═════ DATA FOR THE TASK ═════
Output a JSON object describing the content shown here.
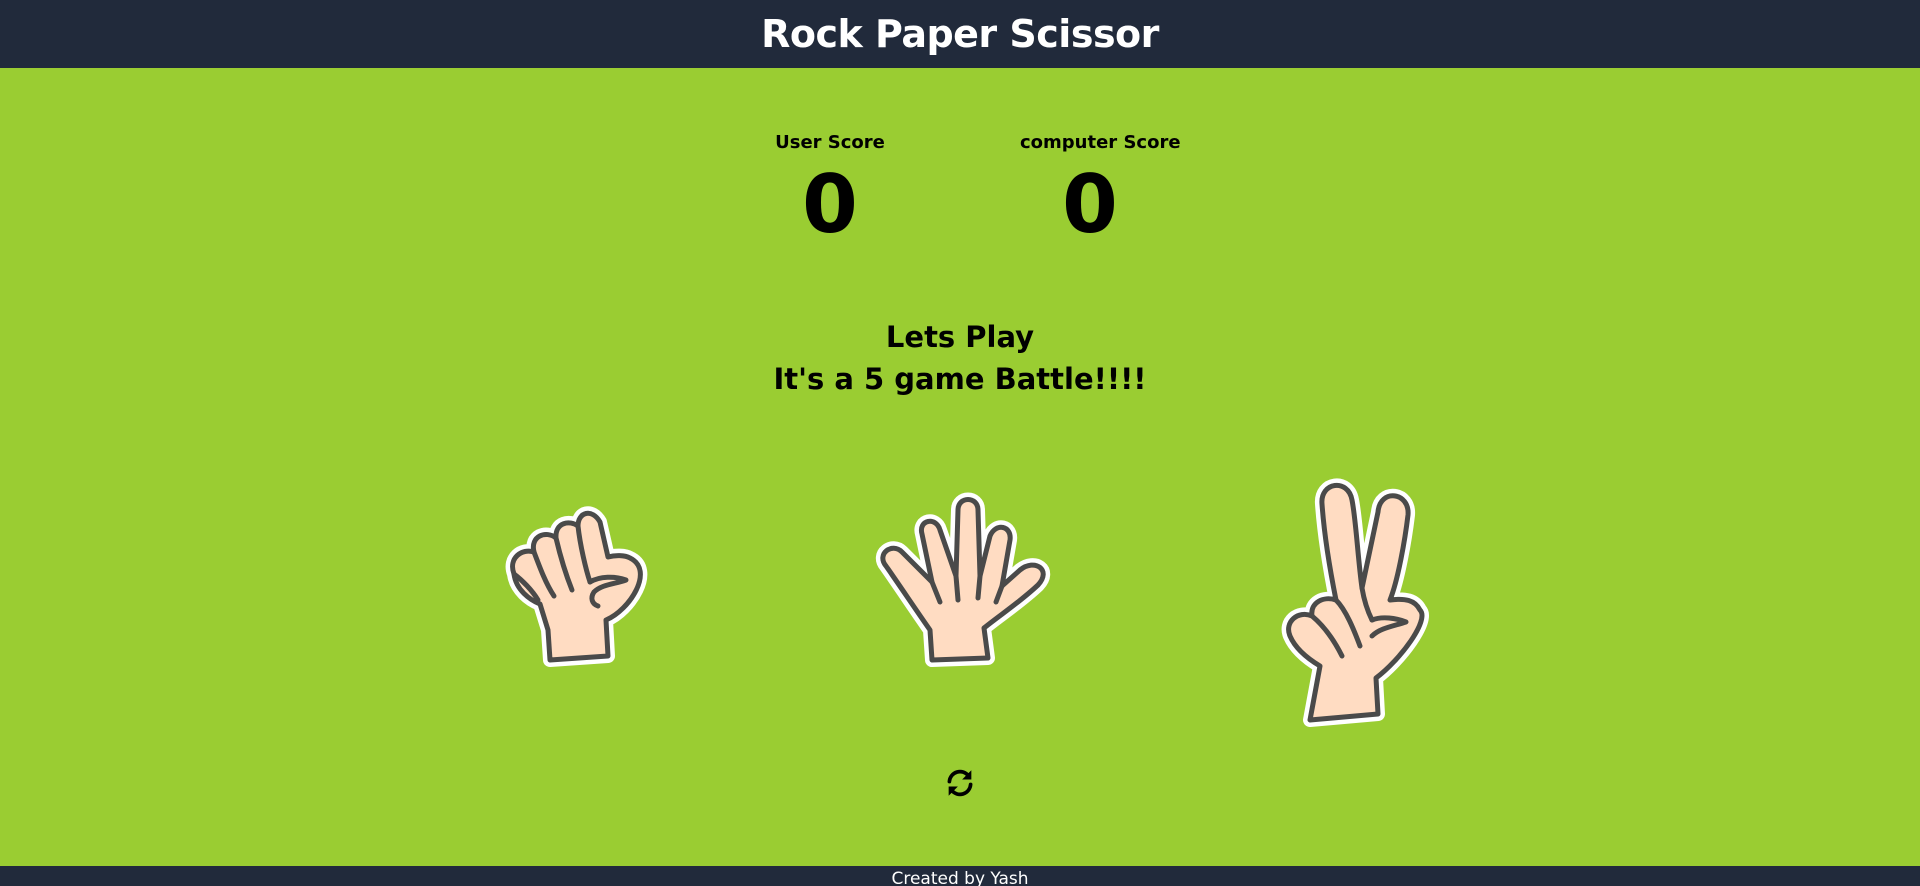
{
  "header": {
    "title": "Rock Paper Scissor"
  },
  "scoreboard": {
    "user_label": "User Score",
    "user_score": "0",
    "computer_label": "computer Score",
    "computer_score": "0"
  },
  "message": {
    "line1": "Lets Play",
    "line2": "It's a 5 game Battle!!!!"
  },
  "choices": [
    {
      "id": "rock",
      "icon": "rock-hand-icon"
    },
    {
      "id": "paper",
      "icon": "paper-hand-icon"
    },
    {
      "id": "scissors",
      "icon": "scissors-hand-icon"
    }
  ],
  "controls": {
    "reset_icon": "refresh-icon"
  },
  "footer": {
    "text": "Created by Yash"
  },
  "colors": {
    "background": "#9acd32",
    "bars": "#212a3b",
    "skin": "#ffdcc2",
    "outline": "#4a4a4a"
  }
}
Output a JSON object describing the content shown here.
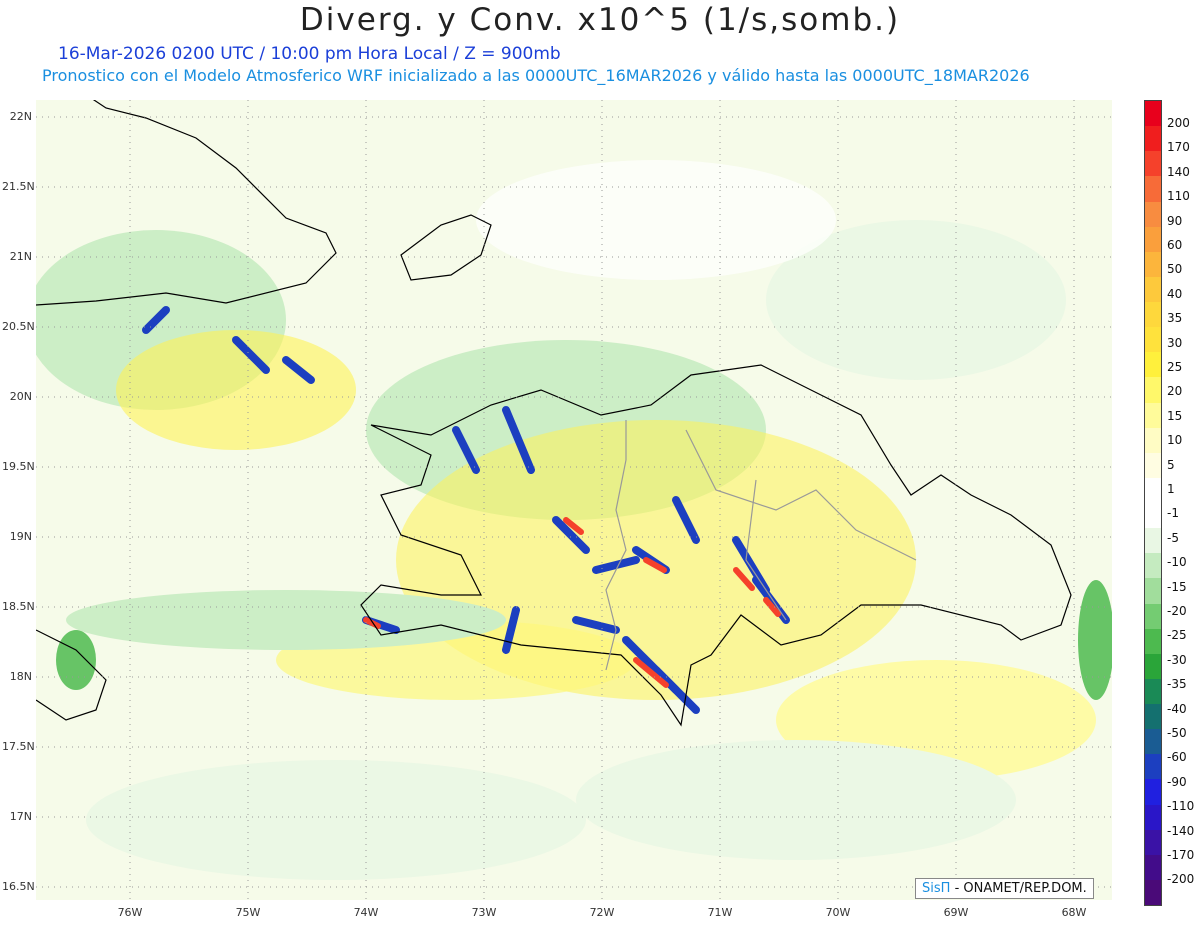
═════
» DIRECTION: From the listing, copy each line containing the word "icon".

» EXPECTED ANSWER:
      "icon": "rock-hand-icon"
      "icon": "paper-hand-icon"
      "icon": "scissors-hand-icon"
    "reset_icon": "refresh-icon"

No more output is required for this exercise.